### OBJECTIVE
Keep only the lines where "image" appears.

= = =

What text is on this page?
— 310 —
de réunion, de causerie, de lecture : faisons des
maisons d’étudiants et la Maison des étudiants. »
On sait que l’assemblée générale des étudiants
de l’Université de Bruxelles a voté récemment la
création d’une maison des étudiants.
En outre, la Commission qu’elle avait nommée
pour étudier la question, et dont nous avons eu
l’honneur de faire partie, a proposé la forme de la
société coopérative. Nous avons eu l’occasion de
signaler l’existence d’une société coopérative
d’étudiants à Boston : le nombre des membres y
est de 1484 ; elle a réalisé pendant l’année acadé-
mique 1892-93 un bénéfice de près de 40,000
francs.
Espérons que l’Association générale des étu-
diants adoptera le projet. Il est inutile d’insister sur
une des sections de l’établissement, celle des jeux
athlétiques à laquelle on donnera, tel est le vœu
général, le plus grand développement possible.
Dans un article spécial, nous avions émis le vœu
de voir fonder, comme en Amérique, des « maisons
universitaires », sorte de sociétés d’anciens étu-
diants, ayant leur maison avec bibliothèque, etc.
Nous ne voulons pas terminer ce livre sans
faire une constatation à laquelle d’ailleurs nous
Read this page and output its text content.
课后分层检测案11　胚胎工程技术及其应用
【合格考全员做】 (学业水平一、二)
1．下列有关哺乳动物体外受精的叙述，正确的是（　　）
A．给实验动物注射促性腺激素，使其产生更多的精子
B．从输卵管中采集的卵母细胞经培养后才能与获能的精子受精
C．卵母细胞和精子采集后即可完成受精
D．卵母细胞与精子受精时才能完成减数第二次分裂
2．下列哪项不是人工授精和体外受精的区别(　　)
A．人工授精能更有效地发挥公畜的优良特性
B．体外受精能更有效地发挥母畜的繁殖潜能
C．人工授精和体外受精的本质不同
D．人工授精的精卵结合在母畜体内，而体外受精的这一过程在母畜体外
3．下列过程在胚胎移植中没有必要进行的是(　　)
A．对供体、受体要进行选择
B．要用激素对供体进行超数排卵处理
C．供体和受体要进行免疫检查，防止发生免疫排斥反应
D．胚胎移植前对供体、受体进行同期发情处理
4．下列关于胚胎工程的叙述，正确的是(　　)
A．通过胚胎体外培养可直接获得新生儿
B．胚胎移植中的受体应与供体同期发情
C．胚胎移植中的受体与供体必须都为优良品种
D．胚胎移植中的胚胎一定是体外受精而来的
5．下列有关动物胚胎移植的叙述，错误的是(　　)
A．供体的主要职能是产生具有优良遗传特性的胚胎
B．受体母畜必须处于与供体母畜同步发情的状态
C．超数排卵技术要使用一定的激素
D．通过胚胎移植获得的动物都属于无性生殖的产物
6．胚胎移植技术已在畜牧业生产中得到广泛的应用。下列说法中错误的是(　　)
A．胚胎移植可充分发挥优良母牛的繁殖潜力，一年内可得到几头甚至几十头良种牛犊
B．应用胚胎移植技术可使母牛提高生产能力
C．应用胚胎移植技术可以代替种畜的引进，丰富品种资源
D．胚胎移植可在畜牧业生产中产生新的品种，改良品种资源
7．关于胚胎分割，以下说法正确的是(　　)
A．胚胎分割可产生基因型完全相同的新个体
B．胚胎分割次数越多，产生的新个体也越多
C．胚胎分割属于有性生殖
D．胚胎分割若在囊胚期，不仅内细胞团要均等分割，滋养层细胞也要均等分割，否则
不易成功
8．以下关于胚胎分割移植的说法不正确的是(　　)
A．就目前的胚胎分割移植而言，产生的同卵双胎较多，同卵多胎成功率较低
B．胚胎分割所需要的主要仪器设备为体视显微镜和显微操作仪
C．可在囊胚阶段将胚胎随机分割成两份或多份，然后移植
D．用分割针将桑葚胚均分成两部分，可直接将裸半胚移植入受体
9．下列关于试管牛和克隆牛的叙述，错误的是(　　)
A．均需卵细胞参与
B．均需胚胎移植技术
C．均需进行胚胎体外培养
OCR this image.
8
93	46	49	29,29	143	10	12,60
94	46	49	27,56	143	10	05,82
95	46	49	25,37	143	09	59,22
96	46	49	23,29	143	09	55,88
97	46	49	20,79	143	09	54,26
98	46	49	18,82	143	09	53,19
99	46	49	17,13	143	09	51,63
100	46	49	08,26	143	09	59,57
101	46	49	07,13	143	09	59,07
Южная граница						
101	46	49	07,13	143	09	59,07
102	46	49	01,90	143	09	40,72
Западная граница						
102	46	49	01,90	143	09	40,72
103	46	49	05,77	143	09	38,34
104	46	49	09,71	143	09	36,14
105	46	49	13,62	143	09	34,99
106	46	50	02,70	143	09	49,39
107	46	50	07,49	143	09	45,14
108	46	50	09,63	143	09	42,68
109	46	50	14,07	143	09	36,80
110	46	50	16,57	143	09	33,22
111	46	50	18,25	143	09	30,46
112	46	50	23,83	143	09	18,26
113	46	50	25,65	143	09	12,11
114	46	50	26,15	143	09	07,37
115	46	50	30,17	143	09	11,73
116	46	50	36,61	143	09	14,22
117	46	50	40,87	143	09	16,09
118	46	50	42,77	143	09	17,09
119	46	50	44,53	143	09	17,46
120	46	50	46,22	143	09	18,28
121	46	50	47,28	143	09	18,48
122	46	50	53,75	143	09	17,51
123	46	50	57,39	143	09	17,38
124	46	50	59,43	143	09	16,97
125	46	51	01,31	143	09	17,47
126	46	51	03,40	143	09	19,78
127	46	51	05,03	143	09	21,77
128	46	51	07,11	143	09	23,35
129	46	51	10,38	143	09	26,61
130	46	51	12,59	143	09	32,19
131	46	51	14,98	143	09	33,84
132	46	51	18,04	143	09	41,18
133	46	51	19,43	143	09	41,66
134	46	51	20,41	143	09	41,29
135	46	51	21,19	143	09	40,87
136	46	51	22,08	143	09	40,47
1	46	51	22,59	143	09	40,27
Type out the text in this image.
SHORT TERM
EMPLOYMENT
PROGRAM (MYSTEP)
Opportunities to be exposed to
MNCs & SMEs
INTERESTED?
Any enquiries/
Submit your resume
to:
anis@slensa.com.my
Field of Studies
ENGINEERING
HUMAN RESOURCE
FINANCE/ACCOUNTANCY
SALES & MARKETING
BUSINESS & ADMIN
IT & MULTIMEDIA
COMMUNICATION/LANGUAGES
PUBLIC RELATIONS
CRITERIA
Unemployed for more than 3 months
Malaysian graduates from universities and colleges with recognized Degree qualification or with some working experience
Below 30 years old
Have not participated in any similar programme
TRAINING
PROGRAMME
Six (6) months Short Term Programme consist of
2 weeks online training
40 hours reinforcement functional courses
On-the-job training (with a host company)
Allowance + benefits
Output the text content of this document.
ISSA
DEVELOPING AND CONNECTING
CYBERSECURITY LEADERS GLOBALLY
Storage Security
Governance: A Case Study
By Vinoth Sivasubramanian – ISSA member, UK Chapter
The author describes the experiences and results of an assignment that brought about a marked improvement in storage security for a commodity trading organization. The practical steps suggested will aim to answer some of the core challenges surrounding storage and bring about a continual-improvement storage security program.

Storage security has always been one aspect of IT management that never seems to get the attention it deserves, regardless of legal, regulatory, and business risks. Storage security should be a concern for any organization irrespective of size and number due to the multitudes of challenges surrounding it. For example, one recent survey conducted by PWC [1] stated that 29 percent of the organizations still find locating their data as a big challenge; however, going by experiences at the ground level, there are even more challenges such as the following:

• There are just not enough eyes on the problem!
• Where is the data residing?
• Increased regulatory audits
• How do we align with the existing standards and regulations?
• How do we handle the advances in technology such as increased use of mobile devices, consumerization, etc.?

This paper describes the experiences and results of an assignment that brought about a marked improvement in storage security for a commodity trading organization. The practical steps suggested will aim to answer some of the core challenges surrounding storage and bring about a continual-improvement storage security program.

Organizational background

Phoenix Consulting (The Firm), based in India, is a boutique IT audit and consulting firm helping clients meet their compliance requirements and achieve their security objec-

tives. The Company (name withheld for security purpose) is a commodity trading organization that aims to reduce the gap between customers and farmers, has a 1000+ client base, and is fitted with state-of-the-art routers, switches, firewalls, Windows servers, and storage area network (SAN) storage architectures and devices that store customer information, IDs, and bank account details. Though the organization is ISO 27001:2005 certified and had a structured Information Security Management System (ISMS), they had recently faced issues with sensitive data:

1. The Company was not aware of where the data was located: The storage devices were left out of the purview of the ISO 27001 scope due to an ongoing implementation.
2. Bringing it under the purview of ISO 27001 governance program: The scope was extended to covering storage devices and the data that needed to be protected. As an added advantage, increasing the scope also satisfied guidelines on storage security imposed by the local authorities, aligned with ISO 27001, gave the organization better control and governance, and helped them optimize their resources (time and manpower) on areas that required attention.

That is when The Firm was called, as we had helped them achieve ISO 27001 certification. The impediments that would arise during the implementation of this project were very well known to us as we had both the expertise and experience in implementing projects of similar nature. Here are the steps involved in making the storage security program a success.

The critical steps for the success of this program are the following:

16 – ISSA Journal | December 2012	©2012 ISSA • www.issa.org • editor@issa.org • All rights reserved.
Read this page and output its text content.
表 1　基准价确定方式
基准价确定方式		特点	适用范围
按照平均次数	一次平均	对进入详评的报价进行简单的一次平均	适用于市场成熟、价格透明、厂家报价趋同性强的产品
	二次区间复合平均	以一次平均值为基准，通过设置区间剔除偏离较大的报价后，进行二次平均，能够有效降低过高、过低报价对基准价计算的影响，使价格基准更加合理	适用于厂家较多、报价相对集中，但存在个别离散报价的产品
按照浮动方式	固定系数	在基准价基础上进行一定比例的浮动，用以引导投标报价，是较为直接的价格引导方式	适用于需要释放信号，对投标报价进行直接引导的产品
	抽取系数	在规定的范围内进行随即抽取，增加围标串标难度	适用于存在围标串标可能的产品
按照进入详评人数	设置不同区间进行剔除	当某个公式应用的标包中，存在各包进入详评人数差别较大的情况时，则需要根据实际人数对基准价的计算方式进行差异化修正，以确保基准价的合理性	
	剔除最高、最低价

= = =

### THE SOLUTION
OCR this image.
Type out the text in this image.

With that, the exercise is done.